* _Supplied records_:

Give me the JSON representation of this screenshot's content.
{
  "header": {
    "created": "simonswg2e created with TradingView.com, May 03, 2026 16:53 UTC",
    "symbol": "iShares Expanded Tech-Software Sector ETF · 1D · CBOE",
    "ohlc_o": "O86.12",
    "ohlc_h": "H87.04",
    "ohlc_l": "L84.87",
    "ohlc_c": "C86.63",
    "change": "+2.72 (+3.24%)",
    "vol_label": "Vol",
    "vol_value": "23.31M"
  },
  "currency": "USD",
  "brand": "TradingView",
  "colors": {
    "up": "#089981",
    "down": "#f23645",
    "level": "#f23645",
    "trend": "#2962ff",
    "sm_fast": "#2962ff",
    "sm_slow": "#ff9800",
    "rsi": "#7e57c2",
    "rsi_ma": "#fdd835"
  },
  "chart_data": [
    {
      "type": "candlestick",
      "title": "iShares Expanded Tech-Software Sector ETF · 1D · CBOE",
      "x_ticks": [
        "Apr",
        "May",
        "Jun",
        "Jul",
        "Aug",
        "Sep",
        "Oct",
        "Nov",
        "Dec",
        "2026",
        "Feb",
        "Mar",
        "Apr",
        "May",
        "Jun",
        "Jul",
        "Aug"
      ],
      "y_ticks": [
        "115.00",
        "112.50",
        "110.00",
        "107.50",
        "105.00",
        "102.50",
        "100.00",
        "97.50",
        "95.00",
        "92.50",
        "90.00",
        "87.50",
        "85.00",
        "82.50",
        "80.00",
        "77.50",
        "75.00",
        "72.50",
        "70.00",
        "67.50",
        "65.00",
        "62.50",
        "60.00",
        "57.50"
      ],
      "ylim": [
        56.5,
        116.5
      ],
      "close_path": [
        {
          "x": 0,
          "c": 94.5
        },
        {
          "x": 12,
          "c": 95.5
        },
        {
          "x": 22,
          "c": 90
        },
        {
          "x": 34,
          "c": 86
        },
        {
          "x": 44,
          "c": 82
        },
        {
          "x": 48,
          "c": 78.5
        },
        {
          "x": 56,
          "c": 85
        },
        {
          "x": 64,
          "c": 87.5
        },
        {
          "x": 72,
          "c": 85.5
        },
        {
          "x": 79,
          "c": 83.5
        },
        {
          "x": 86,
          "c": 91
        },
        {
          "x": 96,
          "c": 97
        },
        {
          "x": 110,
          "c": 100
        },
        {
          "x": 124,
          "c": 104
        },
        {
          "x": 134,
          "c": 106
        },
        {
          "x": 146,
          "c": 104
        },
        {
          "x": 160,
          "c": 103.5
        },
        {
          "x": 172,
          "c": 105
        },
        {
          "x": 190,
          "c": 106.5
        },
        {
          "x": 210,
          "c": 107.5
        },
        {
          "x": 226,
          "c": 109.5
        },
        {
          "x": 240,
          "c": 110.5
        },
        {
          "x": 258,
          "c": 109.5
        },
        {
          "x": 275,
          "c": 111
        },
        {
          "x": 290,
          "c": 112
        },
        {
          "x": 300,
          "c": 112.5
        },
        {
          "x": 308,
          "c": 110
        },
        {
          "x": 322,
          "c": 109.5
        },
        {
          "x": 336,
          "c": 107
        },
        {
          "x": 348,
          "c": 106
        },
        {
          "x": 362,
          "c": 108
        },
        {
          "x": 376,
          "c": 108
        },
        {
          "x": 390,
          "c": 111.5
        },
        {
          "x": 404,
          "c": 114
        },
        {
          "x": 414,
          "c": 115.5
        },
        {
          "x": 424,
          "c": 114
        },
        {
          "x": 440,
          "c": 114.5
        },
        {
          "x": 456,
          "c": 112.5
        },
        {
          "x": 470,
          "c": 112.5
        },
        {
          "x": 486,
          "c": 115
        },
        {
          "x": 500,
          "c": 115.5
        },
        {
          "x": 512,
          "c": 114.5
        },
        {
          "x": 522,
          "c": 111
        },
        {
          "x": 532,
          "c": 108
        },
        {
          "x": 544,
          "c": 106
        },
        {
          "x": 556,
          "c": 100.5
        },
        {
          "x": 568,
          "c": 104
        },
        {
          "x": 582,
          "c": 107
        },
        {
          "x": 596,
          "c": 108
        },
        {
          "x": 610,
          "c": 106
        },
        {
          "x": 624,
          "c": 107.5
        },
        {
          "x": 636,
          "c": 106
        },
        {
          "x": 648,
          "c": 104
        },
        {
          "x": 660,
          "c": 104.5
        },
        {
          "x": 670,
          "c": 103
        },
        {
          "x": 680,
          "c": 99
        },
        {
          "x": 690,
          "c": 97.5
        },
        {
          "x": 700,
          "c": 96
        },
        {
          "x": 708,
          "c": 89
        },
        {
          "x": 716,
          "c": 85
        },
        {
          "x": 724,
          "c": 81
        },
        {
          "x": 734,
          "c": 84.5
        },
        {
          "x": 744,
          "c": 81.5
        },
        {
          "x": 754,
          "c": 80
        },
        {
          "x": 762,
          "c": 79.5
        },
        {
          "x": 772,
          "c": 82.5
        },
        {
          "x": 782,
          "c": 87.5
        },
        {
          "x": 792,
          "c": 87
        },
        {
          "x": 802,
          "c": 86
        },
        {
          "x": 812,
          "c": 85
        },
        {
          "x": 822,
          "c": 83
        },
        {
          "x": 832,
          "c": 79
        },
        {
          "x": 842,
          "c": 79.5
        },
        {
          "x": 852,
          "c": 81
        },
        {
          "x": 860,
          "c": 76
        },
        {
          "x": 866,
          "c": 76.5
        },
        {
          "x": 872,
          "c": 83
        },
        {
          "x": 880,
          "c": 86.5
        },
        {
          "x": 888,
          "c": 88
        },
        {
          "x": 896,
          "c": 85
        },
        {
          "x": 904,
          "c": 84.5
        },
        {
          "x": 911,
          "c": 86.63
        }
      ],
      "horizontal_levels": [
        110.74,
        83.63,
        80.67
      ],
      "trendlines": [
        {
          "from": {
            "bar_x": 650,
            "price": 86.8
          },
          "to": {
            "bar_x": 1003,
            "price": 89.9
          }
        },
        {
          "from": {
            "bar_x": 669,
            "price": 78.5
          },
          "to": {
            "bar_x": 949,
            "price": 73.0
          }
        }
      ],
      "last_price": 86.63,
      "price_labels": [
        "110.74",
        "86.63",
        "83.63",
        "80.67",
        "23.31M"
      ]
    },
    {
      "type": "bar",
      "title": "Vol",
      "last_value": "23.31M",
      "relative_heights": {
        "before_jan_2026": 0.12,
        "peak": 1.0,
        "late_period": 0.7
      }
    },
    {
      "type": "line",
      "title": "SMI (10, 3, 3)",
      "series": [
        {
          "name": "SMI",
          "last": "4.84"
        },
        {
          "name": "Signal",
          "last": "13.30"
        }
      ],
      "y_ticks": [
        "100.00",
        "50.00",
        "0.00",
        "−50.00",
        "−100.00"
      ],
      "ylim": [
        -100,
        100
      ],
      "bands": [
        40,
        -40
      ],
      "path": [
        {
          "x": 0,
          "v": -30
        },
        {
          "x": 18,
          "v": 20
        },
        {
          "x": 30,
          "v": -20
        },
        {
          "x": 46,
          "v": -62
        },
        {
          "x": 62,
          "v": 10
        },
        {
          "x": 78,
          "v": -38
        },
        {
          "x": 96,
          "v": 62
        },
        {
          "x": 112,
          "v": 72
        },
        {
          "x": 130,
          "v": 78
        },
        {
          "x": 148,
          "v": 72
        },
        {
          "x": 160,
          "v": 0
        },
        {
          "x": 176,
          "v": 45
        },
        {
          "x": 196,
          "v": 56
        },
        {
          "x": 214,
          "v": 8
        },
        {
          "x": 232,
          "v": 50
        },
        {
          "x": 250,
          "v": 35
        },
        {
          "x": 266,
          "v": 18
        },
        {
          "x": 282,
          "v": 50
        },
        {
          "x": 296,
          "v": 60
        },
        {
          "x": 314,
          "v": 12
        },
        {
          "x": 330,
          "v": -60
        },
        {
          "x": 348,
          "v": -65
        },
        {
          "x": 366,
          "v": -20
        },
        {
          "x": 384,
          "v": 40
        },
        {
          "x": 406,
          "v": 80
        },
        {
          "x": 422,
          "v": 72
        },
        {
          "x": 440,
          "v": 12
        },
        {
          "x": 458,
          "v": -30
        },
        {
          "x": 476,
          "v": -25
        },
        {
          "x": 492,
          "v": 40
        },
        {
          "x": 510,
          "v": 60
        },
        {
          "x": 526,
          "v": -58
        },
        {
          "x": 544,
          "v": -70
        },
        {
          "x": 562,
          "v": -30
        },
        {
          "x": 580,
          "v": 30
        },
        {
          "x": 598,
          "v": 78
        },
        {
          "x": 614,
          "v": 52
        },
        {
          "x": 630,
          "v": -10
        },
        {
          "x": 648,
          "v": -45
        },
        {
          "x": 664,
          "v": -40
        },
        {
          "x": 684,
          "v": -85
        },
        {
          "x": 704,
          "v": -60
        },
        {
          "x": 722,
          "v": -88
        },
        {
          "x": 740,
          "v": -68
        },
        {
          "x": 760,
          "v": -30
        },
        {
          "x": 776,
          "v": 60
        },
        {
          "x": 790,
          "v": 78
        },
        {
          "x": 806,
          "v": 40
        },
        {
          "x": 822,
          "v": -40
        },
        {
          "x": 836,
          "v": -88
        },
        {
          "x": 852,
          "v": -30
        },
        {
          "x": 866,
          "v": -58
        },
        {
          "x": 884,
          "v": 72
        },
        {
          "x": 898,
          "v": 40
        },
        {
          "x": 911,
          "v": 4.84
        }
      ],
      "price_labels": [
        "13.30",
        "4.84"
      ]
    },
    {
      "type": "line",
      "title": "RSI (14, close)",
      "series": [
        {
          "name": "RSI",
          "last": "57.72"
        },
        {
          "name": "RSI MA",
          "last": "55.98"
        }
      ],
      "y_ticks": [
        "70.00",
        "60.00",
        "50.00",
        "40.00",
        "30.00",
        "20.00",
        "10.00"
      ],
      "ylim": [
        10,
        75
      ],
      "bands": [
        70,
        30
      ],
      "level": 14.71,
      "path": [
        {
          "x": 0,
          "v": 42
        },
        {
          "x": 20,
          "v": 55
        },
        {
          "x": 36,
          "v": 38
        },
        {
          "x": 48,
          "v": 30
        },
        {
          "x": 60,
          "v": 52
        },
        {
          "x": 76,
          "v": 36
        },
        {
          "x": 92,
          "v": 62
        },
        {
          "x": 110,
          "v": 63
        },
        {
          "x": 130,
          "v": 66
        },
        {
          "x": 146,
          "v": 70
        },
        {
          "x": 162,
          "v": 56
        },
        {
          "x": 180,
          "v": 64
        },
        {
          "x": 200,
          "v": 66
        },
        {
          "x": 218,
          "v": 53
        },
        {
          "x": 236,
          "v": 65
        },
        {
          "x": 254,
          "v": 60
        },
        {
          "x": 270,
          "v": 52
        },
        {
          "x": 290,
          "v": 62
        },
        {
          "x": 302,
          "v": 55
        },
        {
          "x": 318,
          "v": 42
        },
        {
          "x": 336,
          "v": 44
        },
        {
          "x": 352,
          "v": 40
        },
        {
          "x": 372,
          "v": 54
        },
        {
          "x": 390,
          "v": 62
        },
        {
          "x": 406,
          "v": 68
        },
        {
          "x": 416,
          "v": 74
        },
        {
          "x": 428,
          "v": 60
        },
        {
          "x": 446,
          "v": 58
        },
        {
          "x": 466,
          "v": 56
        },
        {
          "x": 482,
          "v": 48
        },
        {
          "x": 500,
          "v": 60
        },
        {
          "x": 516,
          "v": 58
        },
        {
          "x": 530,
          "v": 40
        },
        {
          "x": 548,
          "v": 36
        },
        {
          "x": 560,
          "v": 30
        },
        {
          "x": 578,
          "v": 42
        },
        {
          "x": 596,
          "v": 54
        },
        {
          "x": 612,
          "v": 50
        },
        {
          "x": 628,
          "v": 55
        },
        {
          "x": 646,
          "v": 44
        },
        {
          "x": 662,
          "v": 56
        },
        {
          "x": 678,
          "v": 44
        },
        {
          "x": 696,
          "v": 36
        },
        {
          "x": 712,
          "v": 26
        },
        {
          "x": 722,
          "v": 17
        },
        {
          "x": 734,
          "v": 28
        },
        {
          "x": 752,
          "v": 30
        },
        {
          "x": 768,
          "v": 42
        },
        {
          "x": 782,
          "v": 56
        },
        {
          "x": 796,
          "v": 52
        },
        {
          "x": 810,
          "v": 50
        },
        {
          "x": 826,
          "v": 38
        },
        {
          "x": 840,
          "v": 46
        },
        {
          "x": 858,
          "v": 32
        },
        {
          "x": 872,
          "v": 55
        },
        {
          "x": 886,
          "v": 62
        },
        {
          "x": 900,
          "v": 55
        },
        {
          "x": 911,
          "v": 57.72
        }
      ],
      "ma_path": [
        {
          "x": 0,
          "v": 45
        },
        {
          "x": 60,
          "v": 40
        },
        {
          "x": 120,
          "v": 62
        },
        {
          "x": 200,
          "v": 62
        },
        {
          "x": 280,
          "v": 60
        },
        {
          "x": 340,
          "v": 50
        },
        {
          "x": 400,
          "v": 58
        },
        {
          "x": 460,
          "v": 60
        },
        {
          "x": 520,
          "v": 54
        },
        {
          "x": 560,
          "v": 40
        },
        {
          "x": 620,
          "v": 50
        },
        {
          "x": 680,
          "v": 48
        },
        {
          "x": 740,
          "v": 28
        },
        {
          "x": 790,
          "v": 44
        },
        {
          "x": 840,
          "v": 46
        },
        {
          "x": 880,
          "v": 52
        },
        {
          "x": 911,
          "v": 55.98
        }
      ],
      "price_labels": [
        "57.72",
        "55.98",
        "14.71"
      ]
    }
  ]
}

* _Goal_:
Find all lines holding the string "TradingView" and copy them.

* _The reply_:
    "created": "simonswg2e created with TradingView.com, May 03, 2026 16:53 UTC",
  "brand": "TradingView",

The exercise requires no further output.